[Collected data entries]
========================================================================

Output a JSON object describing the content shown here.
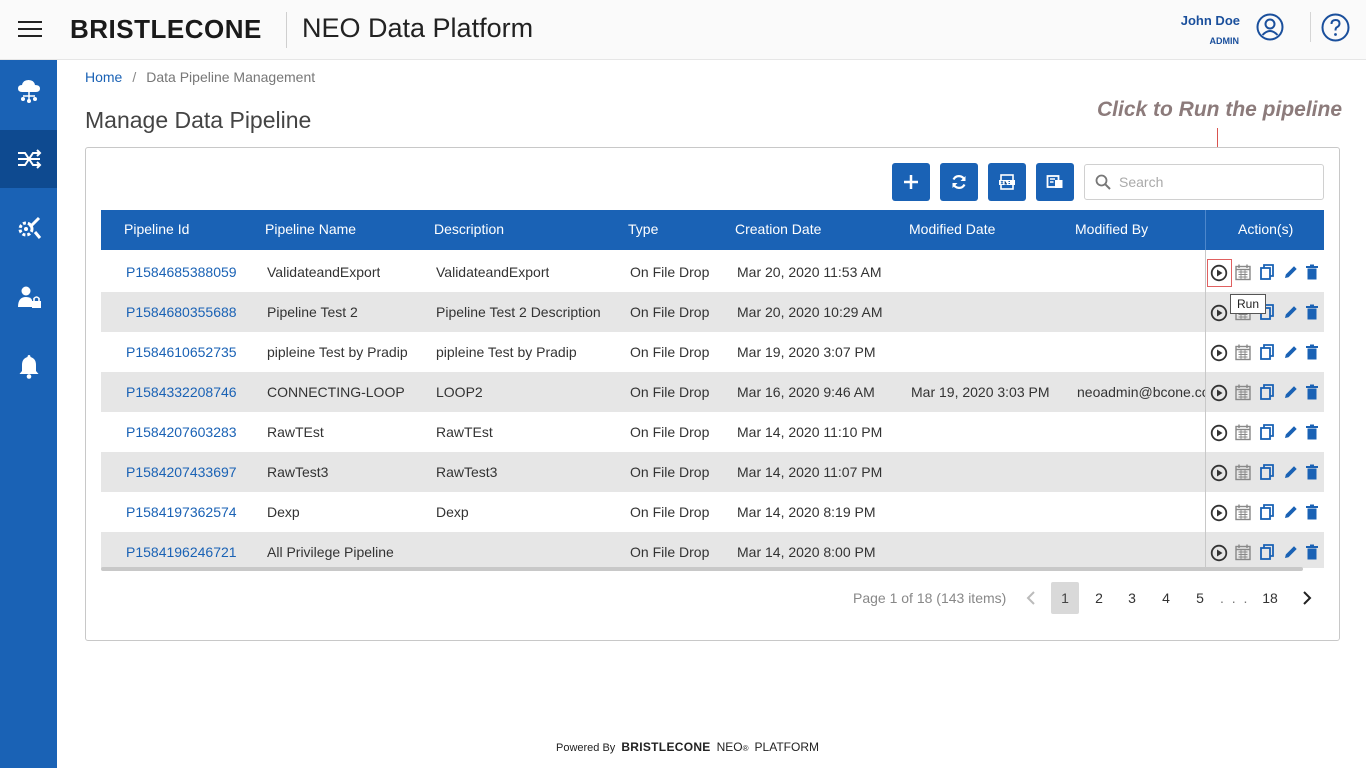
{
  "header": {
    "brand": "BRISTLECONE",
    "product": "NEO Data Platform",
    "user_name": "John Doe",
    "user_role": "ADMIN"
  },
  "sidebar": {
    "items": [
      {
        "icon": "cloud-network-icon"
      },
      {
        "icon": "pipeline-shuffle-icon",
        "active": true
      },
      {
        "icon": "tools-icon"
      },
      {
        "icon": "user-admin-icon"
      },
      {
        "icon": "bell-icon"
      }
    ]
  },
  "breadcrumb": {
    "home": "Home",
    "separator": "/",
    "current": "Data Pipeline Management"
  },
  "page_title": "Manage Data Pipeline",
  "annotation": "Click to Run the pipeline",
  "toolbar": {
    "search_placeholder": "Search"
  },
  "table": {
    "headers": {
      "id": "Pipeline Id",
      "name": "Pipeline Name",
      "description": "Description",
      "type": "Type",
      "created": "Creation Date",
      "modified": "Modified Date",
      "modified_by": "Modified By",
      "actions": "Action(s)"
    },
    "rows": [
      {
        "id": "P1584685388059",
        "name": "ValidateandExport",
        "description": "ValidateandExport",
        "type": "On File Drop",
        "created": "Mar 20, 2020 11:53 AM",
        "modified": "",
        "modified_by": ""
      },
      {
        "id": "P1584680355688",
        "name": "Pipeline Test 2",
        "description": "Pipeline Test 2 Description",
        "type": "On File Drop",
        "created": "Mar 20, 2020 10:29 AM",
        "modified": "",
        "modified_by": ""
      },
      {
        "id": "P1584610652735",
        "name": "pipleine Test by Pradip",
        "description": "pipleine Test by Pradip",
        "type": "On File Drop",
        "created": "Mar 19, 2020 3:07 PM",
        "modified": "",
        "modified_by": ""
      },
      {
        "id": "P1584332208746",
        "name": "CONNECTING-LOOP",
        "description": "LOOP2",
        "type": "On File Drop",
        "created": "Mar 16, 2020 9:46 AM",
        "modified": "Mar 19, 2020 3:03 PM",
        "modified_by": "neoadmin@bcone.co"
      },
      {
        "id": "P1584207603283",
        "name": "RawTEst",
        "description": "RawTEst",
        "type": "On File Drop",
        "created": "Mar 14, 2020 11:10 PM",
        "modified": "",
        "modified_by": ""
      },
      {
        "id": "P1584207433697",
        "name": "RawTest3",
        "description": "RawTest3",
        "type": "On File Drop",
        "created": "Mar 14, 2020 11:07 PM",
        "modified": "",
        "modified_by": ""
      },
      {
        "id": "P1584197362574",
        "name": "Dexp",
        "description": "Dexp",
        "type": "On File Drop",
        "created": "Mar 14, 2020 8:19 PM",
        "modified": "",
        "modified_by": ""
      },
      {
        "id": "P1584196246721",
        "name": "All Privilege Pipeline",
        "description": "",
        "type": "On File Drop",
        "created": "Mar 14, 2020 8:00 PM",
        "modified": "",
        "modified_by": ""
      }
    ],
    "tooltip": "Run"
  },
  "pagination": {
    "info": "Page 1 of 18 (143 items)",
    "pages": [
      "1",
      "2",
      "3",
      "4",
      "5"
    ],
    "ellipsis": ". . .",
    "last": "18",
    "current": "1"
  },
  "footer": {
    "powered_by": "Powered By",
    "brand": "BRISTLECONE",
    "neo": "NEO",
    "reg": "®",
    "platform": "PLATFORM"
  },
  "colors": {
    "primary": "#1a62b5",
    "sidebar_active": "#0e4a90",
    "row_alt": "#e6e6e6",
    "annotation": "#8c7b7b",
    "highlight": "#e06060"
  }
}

========================================================================

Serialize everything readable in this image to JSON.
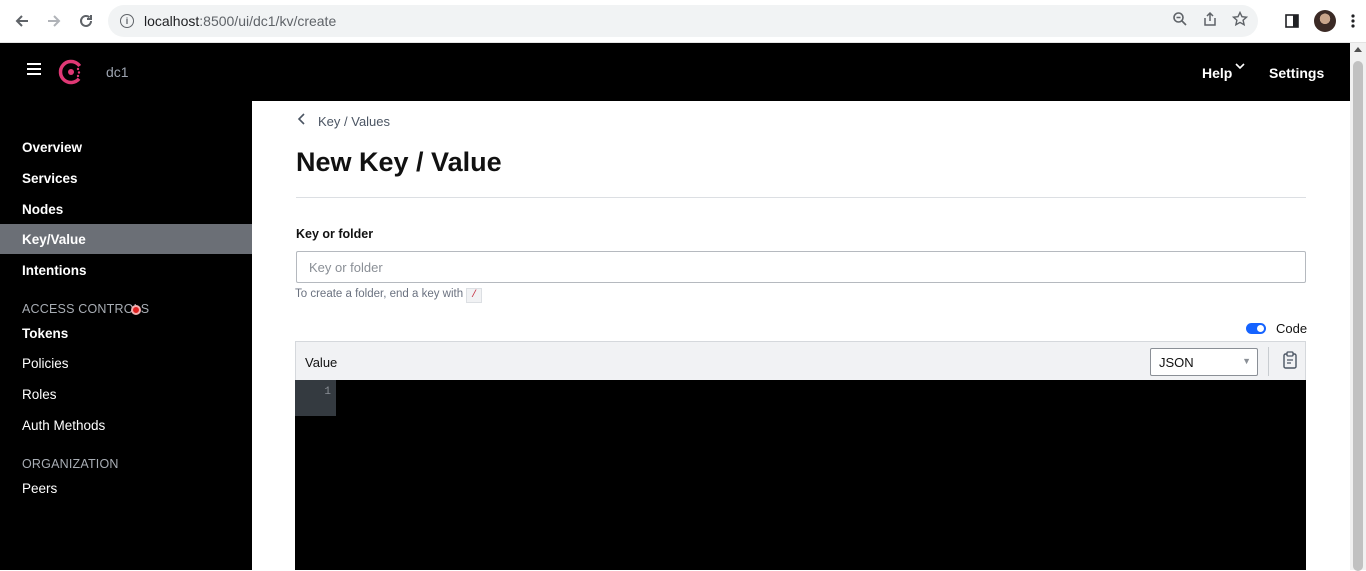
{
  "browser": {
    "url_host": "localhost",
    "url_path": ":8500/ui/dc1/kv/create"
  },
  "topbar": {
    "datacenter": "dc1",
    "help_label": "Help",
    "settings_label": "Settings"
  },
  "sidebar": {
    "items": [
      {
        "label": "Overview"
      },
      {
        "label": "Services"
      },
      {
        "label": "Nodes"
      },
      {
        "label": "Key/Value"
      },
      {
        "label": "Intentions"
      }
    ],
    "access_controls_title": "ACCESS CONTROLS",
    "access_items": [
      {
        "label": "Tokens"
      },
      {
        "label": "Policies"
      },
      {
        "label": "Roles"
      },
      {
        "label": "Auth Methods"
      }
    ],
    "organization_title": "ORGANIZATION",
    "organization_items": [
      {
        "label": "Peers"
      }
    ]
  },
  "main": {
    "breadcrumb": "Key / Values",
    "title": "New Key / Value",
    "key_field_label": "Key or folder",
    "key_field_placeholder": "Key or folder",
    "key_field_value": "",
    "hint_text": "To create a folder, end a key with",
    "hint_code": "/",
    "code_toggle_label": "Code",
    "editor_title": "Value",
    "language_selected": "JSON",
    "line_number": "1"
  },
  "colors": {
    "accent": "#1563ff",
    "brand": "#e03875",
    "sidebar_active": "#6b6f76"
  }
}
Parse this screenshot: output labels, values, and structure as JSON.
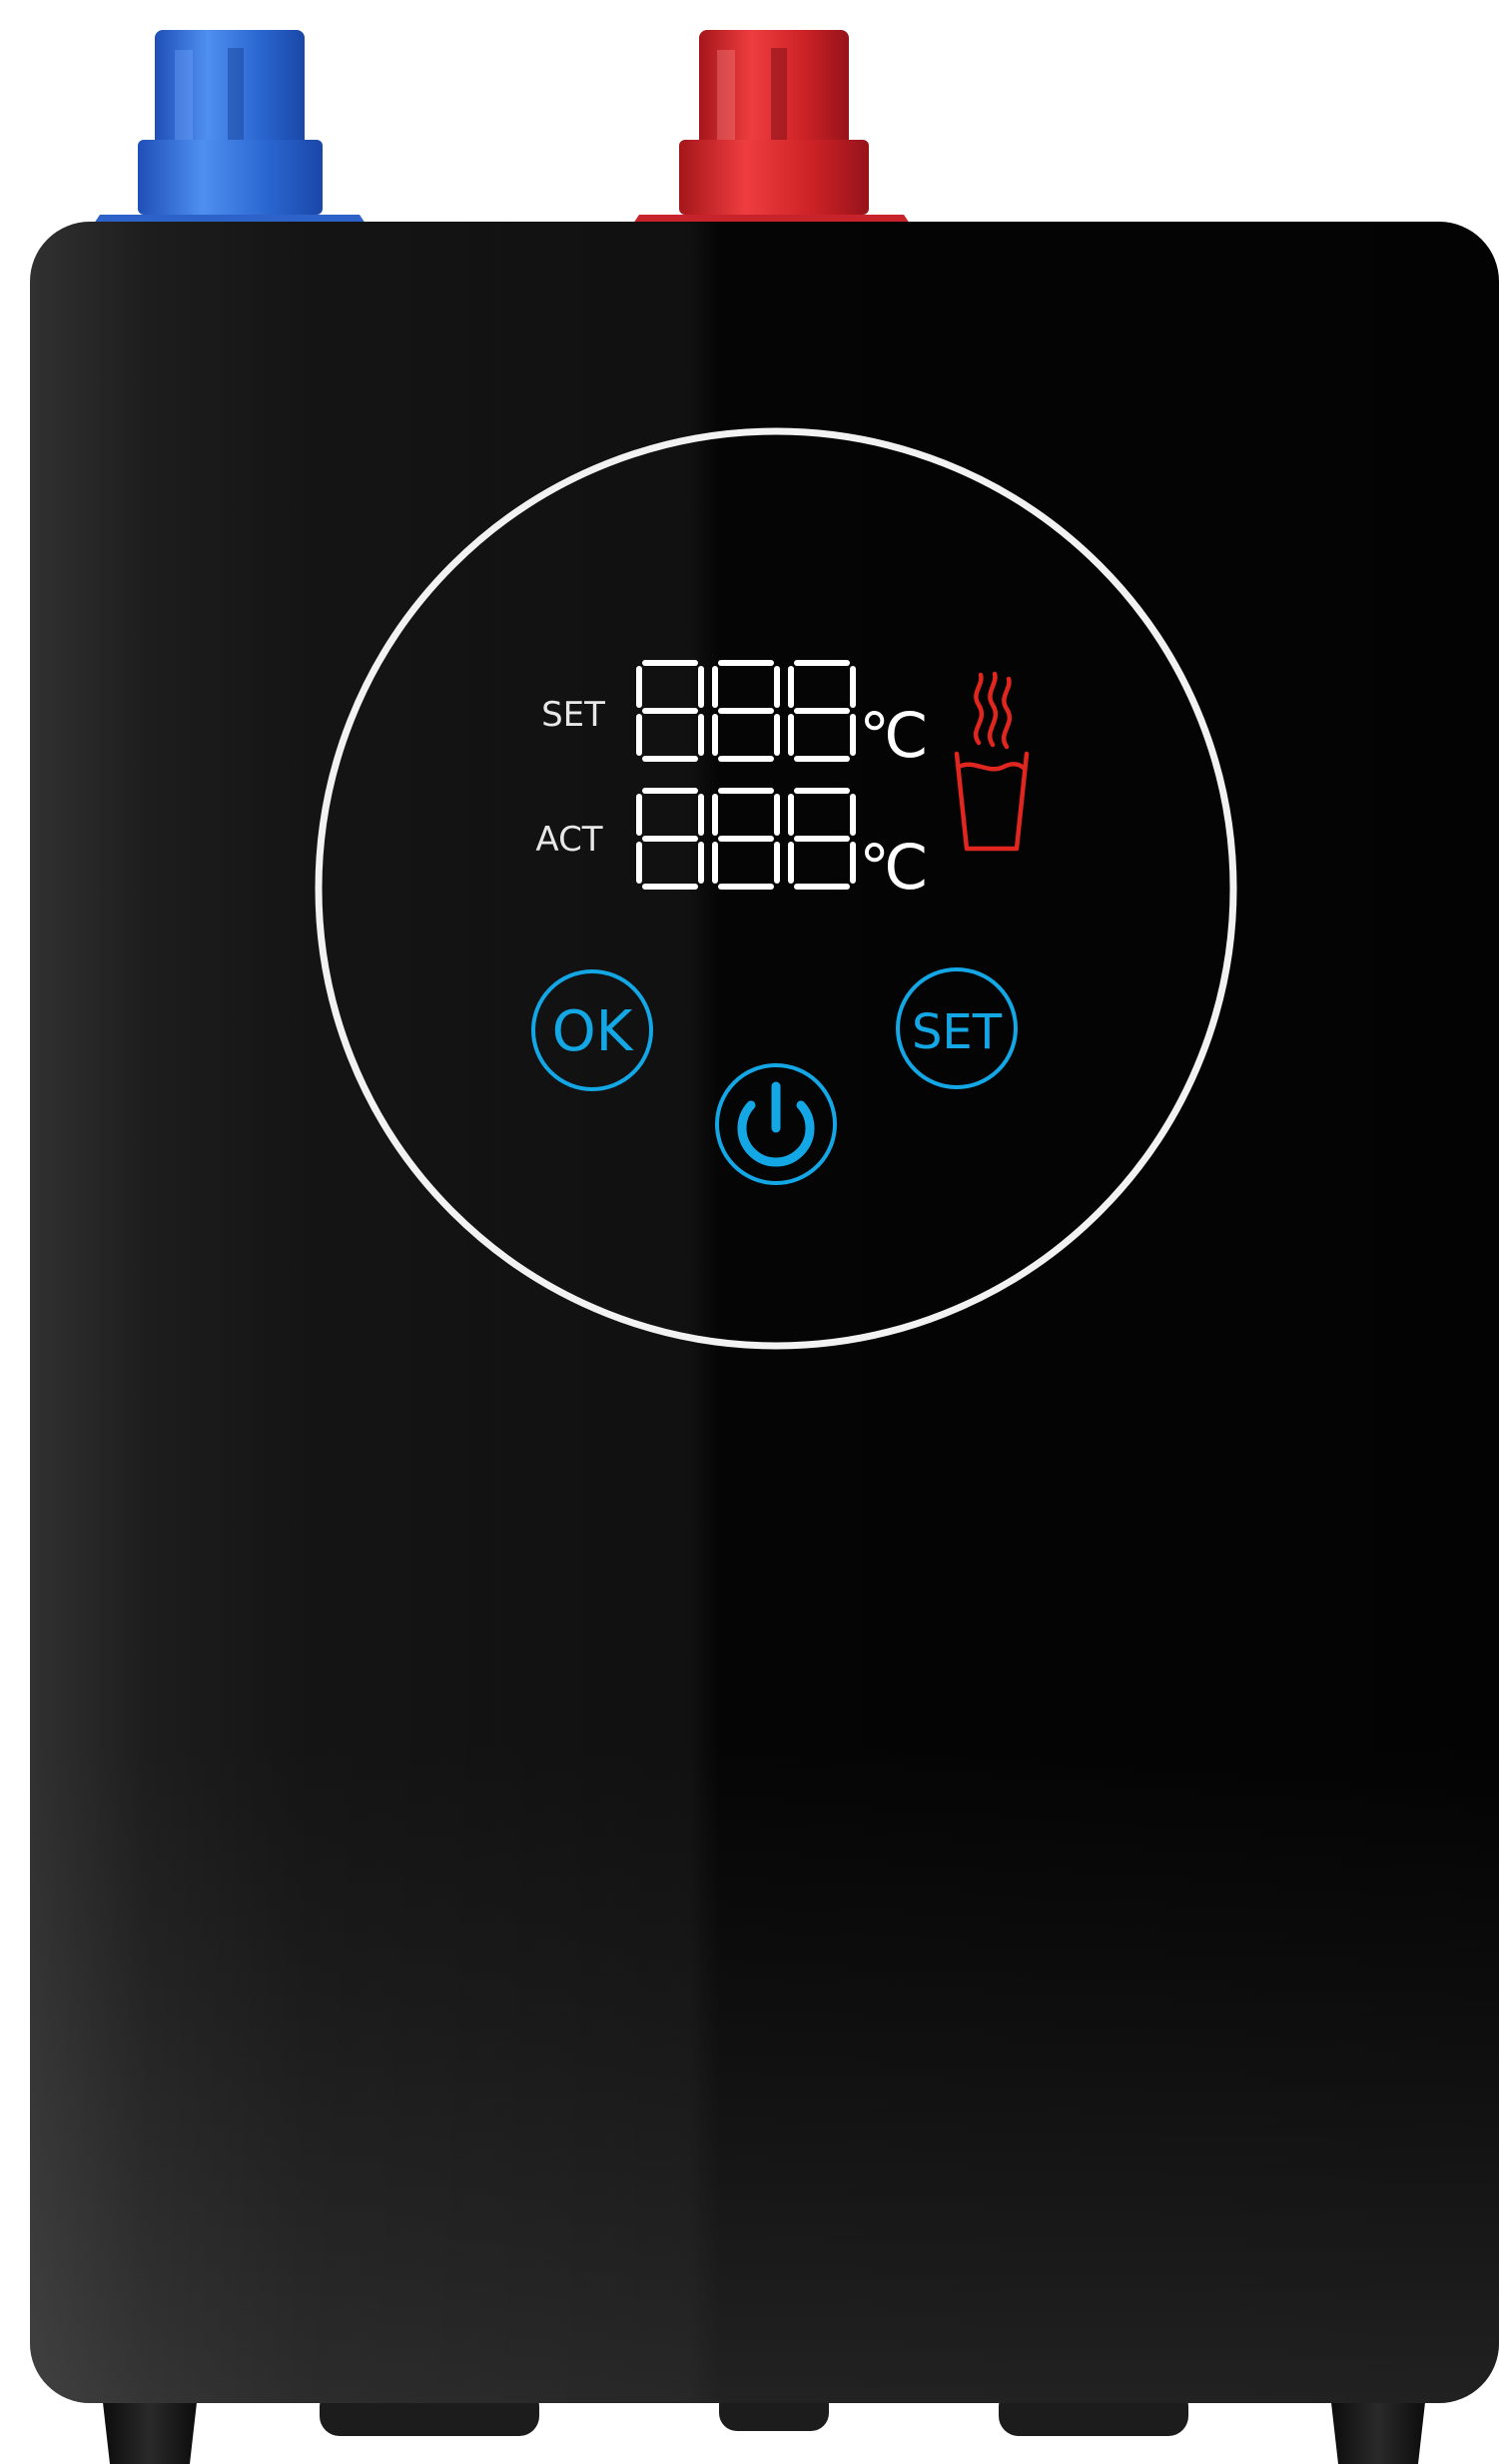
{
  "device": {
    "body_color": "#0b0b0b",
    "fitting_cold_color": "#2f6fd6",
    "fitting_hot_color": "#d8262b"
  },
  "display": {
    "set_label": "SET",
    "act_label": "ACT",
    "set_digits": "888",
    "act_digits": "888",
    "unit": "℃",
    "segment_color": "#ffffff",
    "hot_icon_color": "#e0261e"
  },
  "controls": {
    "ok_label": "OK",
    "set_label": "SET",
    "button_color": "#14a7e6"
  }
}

========================================================================

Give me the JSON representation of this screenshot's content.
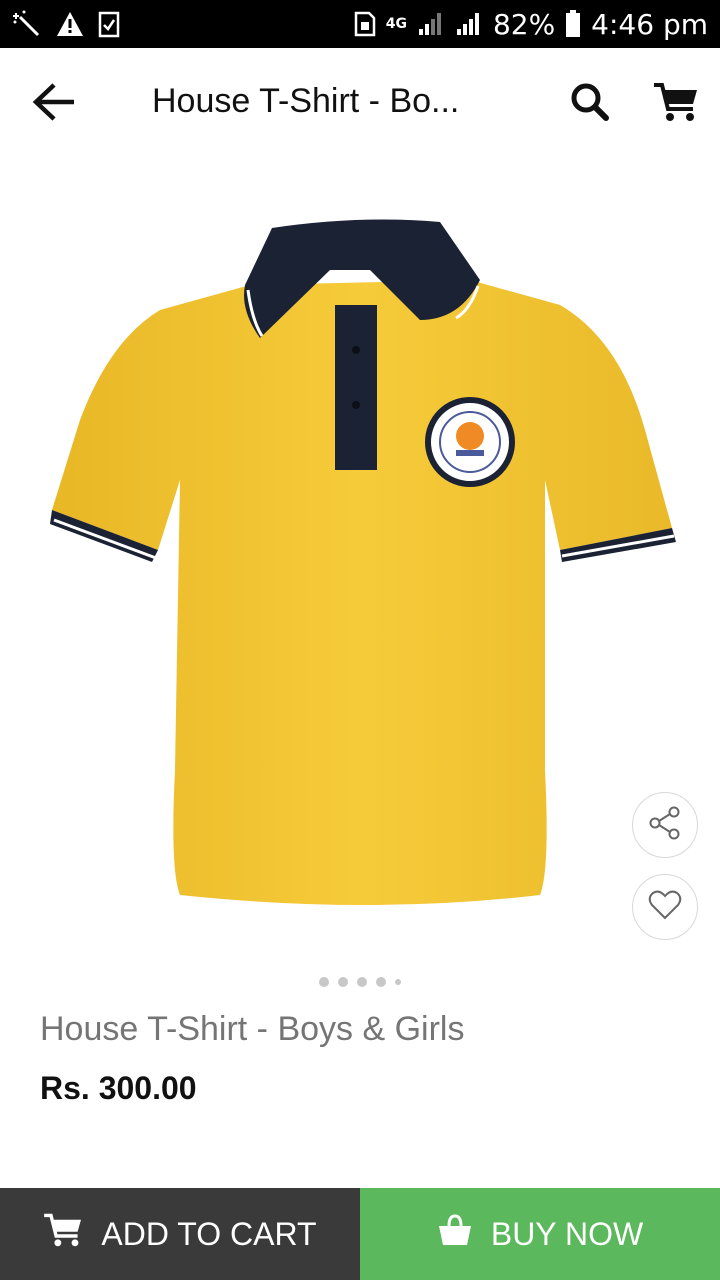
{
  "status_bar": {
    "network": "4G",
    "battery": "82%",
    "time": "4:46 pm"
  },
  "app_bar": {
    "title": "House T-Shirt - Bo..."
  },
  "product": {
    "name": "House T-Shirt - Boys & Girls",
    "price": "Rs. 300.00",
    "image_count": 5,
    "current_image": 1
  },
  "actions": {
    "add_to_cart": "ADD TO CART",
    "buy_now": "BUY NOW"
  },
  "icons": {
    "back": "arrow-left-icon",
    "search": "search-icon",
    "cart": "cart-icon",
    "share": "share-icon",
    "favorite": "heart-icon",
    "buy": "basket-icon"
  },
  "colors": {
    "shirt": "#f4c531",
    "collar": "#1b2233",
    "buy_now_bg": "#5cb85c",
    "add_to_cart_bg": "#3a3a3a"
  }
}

========================================================================

STATED EXERCISE: Reproduce each line of the material containing the word "folder".

EXERCISE SOLUTION:
    "key_field_label": "Key or folder",
    "key_field_placeholder": "Key or folder",
    "hint_text": "To create a folder, end a key with",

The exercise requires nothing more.